▸ **YOUR TASK**: Give nothing except the number of lines containing the word "дней".

::: INPUT ROWS :::

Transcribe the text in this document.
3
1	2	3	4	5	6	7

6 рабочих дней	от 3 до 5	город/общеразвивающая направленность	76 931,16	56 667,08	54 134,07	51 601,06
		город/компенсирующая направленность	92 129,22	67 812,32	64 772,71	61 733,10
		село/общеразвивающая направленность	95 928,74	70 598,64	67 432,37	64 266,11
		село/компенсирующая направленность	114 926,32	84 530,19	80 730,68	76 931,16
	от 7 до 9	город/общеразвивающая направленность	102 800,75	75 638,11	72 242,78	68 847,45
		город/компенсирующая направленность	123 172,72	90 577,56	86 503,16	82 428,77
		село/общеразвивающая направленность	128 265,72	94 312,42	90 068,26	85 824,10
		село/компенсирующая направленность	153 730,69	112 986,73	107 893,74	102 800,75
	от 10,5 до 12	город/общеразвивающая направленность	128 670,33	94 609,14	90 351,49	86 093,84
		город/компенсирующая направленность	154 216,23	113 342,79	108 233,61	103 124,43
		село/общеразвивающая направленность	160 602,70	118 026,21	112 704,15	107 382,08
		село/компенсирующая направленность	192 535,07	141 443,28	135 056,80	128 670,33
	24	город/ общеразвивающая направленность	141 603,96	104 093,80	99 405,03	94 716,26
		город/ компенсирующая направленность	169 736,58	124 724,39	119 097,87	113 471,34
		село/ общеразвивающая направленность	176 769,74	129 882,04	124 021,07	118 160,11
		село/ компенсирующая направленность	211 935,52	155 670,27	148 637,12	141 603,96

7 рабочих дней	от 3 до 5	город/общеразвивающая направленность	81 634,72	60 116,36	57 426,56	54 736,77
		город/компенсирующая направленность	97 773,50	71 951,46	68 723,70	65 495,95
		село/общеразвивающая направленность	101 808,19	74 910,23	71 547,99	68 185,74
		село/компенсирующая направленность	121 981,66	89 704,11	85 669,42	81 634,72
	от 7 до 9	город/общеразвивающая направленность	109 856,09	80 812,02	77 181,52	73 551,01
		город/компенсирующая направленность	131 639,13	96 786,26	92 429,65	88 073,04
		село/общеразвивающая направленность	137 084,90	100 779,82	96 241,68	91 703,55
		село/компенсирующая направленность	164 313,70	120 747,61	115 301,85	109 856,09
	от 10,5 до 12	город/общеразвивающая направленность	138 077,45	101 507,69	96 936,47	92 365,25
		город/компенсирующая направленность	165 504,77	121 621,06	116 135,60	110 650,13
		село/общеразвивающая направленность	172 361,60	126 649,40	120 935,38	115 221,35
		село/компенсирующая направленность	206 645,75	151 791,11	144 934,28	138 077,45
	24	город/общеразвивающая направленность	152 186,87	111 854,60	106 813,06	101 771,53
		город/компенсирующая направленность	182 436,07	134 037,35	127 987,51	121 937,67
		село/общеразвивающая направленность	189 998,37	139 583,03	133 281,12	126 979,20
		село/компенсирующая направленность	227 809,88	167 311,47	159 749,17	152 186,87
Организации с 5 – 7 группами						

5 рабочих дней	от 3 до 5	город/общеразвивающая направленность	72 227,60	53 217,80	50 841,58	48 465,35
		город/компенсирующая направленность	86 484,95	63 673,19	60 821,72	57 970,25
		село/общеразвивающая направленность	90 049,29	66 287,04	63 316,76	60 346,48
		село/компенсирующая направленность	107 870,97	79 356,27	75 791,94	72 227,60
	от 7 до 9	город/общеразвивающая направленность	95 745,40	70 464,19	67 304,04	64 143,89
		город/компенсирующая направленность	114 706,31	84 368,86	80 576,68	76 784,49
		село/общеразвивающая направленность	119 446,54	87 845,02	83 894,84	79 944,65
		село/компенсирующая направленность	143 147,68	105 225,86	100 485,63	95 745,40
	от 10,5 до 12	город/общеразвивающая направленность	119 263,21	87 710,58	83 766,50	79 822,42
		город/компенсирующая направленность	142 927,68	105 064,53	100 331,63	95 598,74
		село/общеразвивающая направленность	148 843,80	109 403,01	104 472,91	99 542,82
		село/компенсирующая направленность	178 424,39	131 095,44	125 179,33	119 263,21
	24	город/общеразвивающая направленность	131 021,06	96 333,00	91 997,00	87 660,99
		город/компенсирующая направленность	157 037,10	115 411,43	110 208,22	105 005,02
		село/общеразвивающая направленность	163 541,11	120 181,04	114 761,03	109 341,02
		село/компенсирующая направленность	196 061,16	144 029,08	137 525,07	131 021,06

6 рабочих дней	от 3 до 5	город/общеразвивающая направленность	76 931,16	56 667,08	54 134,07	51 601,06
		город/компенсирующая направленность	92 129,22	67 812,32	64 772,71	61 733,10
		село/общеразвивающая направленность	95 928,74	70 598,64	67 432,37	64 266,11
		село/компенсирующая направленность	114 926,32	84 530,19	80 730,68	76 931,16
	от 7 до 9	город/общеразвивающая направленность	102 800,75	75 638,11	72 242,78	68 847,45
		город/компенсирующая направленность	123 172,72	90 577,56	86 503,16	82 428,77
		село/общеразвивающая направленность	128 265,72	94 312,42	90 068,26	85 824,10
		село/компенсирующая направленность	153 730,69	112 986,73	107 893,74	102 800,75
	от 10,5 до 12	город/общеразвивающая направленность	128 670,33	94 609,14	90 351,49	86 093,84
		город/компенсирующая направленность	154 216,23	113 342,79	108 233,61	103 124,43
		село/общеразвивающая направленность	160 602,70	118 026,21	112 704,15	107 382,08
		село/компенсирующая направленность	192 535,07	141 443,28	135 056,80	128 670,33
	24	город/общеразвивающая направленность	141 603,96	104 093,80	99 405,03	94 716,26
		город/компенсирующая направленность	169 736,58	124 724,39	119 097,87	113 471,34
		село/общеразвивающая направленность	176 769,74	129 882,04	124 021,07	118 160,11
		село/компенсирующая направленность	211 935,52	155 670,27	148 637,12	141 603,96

:::

▸ **SOLUTION FOR THIS TASK**: 4